GIVEN EXERCISE: Filter the records below down to lines containing "Scomber".
___ MATERIAL SUPPLIED ___
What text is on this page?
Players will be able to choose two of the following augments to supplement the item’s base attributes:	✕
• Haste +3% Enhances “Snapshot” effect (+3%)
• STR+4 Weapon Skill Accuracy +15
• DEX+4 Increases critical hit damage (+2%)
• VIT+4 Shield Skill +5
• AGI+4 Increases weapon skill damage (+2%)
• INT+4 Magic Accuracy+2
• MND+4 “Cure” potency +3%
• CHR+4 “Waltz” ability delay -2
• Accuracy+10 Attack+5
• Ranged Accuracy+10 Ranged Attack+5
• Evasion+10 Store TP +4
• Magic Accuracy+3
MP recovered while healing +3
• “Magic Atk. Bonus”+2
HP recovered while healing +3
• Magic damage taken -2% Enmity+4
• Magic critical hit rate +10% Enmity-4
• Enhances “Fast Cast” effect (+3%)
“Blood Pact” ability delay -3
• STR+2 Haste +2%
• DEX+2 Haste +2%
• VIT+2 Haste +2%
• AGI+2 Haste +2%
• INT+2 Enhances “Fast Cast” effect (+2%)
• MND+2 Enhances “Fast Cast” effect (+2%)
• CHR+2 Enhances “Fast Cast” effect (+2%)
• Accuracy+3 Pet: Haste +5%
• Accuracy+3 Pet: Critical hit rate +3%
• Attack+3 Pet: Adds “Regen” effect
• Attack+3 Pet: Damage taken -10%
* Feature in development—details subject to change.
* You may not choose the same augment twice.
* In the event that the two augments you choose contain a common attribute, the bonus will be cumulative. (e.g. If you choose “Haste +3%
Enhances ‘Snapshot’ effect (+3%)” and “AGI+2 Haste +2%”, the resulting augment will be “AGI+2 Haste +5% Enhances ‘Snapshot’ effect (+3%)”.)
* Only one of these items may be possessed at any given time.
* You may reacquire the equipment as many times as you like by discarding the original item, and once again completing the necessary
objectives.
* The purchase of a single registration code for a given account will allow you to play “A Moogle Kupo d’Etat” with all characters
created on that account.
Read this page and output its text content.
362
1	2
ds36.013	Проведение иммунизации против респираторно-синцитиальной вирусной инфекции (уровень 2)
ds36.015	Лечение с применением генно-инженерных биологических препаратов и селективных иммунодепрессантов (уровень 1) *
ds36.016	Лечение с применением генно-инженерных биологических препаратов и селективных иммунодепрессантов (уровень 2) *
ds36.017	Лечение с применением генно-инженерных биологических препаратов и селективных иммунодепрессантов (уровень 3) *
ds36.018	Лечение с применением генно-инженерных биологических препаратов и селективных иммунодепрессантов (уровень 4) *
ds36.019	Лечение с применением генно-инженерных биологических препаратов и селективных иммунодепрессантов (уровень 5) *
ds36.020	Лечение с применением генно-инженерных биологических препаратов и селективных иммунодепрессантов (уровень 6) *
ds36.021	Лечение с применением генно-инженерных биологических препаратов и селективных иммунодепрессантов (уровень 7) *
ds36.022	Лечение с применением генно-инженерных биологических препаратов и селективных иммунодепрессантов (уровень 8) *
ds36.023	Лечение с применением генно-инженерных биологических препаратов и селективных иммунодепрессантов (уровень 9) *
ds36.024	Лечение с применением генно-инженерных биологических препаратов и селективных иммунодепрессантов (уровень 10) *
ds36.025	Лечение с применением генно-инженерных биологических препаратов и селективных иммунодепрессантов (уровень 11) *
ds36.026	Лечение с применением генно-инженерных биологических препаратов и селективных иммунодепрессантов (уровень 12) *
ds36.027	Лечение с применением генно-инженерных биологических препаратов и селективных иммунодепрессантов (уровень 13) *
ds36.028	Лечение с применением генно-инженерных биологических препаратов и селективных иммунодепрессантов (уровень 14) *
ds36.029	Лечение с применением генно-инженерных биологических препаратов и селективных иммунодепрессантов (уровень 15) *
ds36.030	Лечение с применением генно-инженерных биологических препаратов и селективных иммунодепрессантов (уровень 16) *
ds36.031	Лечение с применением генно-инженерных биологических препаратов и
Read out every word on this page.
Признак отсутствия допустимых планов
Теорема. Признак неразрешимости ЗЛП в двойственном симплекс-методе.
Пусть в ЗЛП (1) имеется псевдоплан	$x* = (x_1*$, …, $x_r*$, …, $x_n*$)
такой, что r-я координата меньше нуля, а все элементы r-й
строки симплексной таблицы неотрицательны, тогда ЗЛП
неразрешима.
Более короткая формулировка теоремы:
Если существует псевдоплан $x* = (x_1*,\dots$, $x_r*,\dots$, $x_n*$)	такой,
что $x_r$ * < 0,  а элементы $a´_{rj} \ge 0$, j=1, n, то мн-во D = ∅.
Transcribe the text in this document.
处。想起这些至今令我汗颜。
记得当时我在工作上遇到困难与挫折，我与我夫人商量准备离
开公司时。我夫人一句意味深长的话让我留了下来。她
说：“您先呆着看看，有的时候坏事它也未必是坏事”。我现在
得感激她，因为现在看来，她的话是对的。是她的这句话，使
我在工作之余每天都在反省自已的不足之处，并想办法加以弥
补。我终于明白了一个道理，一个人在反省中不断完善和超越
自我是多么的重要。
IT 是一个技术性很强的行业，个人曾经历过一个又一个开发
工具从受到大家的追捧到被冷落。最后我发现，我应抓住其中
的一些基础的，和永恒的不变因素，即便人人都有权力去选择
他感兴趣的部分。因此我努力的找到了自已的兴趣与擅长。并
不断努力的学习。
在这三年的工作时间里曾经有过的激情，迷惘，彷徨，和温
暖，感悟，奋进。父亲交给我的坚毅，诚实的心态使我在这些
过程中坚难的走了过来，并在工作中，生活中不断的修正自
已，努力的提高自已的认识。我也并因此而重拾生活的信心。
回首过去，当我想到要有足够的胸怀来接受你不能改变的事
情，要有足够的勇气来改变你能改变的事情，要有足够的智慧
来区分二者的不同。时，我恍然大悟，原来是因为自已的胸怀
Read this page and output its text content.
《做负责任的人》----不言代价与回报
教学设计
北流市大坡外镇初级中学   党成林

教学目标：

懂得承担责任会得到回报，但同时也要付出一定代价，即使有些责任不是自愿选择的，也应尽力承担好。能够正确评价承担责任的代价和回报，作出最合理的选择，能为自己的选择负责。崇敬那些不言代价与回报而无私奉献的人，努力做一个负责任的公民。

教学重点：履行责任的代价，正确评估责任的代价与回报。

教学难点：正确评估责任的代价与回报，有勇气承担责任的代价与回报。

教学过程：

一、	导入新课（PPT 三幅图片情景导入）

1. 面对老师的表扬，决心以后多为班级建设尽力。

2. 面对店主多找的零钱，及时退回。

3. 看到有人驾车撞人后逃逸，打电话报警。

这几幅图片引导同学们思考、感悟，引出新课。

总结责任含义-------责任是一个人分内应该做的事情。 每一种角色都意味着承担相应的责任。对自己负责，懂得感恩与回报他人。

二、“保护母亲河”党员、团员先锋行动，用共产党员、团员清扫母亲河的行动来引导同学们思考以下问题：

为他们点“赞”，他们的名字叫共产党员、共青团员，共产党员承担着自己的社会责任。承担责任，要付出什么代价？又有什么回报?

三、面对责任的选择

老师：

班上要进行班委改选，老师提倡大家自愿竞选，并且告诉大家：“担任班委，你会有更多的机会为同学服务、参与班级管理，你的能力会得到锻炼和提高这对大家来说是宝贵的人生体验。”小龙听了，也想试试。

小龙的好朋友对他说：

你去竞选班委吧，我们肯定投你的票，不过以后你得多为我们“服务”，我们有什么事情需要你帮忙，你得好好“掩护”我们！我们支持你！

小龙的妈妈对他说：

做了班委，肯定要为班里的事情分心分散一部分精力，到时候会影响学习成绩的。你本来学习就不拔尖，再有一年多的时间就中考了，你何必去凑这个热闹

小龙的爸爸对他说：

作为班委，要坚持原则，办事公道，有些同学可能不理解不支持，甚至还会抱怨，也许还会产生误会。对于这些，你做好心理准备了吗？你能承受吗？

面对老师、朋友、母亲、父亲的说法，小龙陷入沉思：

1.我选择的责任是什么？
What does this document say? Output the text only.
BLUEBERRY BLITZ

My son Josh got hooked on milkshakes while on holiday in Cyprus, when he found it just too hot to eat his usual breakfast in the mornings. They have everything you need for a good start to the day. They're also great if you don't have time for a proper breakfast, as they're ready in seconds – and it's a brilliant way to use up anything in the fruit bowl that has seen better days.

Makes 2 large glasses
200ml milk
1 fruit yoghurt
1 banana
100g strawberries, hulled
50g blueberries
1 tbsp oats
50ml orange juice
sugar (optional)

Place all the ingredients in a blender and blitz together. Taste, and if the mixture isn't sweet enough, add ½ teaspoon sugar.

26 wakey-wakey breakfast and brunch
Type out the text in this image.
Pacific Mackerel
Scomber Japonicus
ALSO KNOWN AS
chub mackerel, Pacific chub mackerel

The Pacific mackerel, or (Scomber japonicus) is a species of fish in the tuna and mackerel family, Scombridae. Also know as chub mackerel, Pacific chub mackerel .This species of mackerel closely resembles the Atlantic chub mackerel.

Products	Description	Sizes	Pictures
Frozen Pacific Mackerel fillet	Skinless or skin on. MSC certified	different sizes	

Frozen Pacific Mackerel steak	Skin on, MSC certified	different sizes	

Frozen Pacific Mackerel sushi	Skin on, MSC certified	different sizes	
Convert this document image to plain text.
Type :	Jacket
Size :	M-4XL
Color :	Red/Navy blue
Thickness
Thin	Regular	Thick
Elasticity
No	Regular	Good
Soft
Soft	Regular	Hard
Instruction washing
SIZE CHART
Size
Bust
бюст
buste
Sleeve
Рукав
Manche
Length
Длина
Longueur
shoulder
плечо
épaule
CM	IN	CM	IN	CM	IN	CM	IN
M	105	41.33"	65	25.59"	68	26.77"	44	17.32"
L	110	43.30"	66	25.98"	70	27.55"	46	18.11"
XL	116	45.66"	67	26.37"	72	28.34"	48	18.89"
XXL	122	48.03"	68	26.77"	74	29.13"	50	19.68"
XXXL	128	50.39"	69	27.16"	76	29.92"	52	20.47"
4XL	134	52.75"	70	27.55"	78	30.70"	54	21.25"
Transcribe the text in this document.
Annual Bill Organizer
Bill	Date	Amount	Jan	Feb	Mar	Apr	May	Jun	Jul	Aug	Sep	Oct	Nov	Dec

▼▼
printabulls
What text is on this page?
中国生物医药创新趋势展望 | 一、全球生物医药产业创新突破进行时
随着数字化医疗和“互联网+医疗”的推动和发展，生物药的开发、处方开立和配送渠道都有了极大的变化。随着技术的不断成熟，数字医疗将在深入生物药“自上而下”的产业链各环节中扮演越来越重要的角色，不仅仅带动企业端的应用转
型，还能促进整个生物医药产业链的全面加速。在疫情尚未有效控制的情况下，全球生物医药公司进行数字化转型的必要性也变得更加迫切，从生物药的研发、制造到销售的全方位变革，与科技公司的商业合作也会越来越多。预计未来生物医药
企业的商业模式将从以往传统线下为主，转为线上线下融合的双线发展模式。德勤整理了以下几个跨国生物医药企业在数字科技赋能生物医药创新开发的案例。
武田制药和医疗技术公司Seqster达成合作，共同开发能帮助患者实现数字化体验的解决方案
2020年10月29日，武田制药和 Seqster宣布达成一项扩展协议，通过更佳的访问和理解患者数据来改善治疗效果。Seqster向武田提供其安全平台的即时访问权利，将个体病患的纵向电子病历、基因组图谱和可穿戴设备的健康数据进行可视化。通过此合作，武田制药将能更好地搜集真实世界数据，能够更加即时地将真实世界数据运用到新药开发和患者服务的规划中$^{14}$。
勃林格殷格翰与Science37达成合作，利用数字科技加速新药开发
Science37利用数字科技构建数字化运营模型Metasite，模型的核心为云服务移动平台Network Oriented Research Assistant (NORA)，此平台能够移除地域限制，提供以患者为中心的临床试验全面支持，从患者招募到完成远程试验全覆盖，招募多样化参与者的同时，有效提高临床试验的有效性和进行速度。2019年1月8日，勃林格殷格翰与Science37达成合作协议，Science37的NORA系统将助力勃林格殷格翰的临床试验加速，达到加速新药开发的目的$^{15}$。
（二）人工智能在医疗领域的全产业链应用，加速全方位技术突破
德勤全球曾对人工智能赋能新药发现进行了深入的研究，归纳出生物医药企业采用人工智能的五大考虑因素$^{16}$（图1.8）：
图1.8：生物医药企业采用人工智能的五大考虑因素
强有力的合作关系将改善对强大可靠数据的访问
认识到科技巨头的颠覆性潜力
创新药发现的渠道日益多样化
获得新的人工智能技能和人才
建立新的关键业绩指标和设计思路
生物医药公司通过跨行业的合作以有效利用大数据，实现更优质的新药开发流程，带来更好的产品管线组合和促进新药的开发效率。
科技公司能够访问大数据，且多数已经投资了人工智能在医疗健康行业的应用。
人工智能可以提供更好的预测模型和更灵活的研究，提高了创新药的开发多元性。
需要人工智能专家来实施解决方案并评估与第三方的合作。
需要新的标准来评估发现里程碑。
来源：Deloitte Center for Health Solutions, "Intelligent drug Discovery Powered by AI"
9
___
SOLUTION TO THE PROBLEM:
Scomber Japonicus
The Pacific mackerel, or (Scomber japonicus) is a species of fish in the tuna and mackerel family, Scombridae. Also know as chub mackerel, Pacific chub mackerel .This species of mackerel closely resembles the Atlantic chub mackerel.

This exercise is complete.